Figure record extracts
------------------------
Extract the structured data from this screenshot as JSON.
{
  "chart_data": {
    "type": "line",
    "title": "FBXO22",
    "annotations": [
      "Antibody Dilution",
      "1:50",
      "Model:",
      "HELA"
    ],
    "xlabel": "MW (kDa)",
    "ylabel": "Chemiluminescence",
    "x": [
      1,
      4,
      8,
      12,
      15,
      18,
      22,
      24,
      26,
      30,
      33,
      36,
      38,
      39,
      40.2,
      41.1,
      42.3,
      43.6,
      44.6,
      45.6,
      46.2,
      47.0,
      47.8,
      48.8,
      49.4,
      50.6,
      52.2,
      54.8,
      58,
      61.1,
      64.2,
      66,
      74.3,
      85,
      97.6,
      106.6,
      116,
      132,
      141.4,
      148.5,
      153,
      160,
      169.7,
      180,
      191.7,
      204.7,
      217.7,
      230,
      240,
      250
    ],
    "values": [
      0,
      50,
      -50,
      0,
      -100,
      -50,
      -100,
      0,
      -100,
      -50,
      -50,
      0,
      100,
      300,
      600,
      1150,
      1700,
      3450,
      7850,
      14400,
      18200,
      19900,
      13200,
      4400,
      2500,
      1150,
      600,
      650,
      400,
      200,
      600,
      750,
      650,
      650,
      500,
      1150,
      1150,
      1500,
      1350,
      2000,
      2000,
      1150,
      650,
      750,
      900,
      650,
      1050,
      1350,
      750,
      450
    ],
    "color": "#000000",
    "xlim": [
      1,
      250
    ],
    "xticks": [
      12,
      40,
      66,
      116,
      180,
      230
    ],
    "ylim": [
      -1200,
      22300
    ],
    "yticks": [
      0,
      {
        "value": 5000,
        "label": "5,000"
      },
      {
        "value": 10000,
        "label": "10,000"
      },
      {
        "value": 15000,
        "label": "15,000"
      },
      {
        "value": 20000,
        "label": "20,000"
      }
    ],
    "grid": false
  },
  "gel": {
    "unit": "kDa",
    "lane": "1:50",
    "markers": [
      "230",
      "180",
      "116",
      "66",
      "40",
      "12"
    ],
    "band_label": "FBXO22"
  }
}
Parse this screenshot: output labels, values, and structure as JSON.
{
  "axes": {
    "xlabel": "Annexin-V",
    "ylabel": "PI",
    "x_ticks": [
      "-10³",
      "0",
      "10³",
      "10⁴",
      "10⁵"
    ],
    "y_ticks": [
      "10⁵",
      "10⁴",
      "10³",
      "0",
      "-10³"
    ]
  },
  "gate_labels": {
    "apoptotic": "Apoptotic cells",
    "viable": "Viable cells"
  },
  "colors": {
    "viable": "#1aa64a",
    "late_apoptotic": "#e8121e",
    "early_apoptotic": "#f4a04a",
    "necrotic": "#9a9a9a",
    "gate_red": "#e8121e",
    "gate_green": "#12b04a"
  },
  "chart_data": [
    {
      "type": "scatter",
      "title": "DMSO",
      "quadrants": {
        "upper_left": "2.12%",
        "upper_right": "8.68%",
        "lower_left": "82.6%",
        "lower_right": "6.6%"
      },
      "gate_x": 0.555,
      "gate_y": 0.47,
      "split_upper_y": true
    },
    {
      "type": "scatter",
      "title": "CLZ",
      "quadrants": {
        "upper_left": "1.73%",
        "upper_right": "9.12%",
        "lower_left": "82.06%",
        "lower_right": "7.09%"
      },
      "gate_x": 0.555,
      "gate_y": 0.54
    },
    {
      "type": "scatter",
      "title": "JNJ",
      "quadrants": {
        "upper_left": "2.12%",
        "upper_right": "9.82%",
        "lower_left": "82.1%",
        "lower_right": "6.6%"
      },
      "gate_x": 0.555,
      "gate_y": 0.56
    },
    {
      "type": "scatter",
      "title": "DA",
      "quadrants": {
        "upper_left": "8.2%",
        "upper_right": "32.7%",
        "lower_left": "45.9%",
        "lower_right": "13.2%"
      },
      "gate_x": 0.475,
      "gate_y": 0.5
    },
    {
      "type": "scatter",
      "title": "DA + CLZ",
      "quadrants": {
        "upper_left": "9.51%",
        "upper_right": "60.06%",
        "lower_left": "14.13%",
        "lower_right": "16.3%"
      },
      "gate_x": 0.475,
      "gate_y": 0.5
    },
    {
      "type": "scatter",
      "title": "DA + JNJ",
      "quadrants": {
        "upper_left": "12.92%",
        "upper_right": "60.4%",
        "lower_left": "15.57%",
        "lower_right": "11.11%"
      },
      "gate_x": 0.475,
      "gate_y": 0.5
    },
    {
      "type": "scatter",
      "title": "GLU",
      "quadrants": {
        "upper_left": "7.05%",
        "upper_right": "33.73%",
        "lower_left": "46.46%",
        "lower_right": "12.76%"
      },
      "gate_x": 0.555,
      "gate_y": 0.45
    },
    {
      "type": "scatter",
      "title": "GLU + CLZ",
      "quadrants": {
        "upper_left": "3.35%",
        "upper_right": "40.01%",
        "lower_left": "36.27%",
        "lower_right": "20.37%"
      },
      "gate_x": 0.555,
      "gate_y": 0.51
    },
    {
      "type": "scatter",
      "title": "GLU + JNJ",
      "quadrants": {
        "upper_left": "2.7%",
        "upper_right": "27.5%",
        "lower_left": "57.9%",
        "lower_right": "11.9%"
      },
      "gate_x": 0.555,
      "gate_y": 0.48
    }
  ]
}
------------------------
What is required
Reply with the complete records, restated exactly.

Output of the task
Extract the structured data from this screenshot as JSON.
{
  "chart_data": {
    "type": "line",
    "title": "FBXO22",
    "annotations": [
      "Antibody Dilution",
      "1:50",
      "Model:",
      "HELA"
    ],
    "xlabel": "MW (kDa)",
    "ylabel": "Chemiluminescence",
    "x": [
      1,
      4,
      8,
      12,
      15,
      18,
      22,
      24,
      26,
      30,
      33,
      36,
      38,
      39,
      40.2,
      41.1,
      42.3,
      43.6,
      44.6,
      45.6,
      46.2,
      47.0,
      47.8,
      48.8,
      49.4,
      50.6,
      52.2,
      54.8,
      58,
      61.1,
      64.2,
      66,
      74.3,
      85,
      97.6,
      106.6,
      116,
      132,
      141.4,
      148.5,
      153,
      160,
      169.7,
      180,
      191.7,
      204.7,
      217.7,
      230,
      240,
      250
    ],
    "values": [
      0,
      50,
      -50,
      0,
      -100,
      -50,
      -100,
      0,
      -100,
      -50,
      -50,
      0,
      100,
      300,
      600,
      1150,
      1700,
      3450,
      7850,
      14400,
      18200,
      19900,
      13200,
      4400,
      2500,
      1150,
      600,
      650,
      400,
      200,
      600,
      750,
      650,
      650,
      500,
      1150,
      1150,
      1500,
      1350,
      2000,
      2000,
      1150,
      650,
      750,
      900,
      650,
      1050,
      1350,
      750,
      450
    ],
    "color": "#000000",
    "xlim": [
      1,
      250
    ],
    "xticks": [
      12,
      40,
      66,
      116,
      180,
      230
    ],
    "ylim": [
      -1200,
      22300
    ],
    "yticks": [
      0,
      {
        "value": 5000,
        "label": "5,000"
      },
      {
        "value": 10000,
        "label": "10,000"
      },
      {
        "value": 15000,
        "label": "15,000"
      },
      {
        "value": 20000,
        "label": "20,000"
      }
    ],
    "grid": false
  },
  "gel": {
    "unit": "kDa",
    "lane": "1:50",
    "markers": [
      "230",
      "180",
      "116",
      "66",
      "40",
      "12"
    ],
    "band_label": "FBXO22"
  }
}
Parse this screenshot: output labels, values, and structure as JSON.
{
  "axes": {
    "xlabel": "Annexin-V",
    "ylabel": "PI",
    "x_ticks": [
      "-10³",
      "0",
      "10³",
      "10⁴",
      "10⁵"
    ],
    "y_ticks": [
      "10⁵",
      "10⁴",
      "10³",
      "0",
      "-10³"
    ]
  },
  "gate_labels": {
    "apoptotic": "Apoptotic cells",
    "viable": "Viable cells"
  },
  "colors": {
    "viable": "#1aa64a",
    "late_apoptotic": "#e8121e",
    "early_apoptotic": "#f4a04a",
    "necrotic": "#9a9a9a",
    "gate_red": "#e8121e",
    "gate_green": "#12b04a"
  },
  "chart_data": [
    {
      "type": "scatter",
      "title": "DMSO",
      "quadrants": {
        "upper_left": "2.12%",
        "upper_right": "8.68%",
        "lower_left": "82.6%",
        "lower_right": "6.6%"
      },
      "gate_x": 0.555,
      "gate_y": 0.47,
      "split_upper_y": true
    },
    {
      "type": "scatter",
      "title": "CLZ",
      "quadrants": {
        "upper_left": "1.73%",
        "upper_right": "9.12%",
        "lower_left": "82.06%",
        "lower_right": "7.09%"
      },
      "gate_x": 0.555,
      "gate_y": 0.54
    },
    {
      "type": "scatter",
      "title": "JNJ",
      "quadrants": {
        "upper_left": "2.12%",
        "upper_right": "9.82%",
        "lower_left": "82.1%",
        "lower_right": "6.6%"
      },
      "gate_x": 0.555,
      "gate_y": 0.56
    },
    {
      "type": "scatter",
      "title": "DA",
      "quadrants": {
        "upper_left": "8.2%",
        "upper_right": "32.7%",
        "lower_left": "45.9%",
        "lower_right": "13.2%"
      },
      "gate_x": 0.475,
      "gate_y": 0.5
    },
    {
      "type": "scatter",
      "title": "DA + CLZ",
      "quadrants": {
        "upper_left": "9.51%",
        "upper_right": "60.06%",
        "lower_left": "14.13%",
        "lower_right": "16.3%"
      },
      "gate_x": 0.475,
      "gate_y": 0.5
    },
    {
      "type": "scatter",
      "title": "DA + JNJ",
      "quadrants": {
        "upper_left": "12.92%",
        "upper_right": "60.4%",
        "lower_left": "15.57%",
        "lower_right": "11.11%"
      },
      "gate_x": 0.475,
      "gate_y": 0.5
    },
    {
      "type": "scatter",
      "title": "GLU",
      "quadrants": {
        "upper_left": "7.05%",
        "upper_right": "33.73%",
        "lower_left": "46.46%",
        "lower_right": "12.76%"
      },
      "gate_x": 0.555,
      "gate_y": 0.45
    },
    {
      "type": "scatter",
      "title": "GLU + CLZ",
      "quadrants": {
        "upper_left": "3.35%",
        "upper_right": "40.01%",
        "lower_left": "36.27%",
        "lower_right": "20.37%"
      },
      "gate_x": 0.555,
      "gate_y": 0.51
    },
    {
      "type": "scatter",
      "title": "GLU + JNJ",
      "quadrants": {
        "upper_left": "2.7%",
        "upper_right": "27.5%",
        "lower_left": "57.9%",
        "lower_right": "11.9%"
      },
      "gate_x": 0.555,
      "gate_y": 0.48
    }
  ]
}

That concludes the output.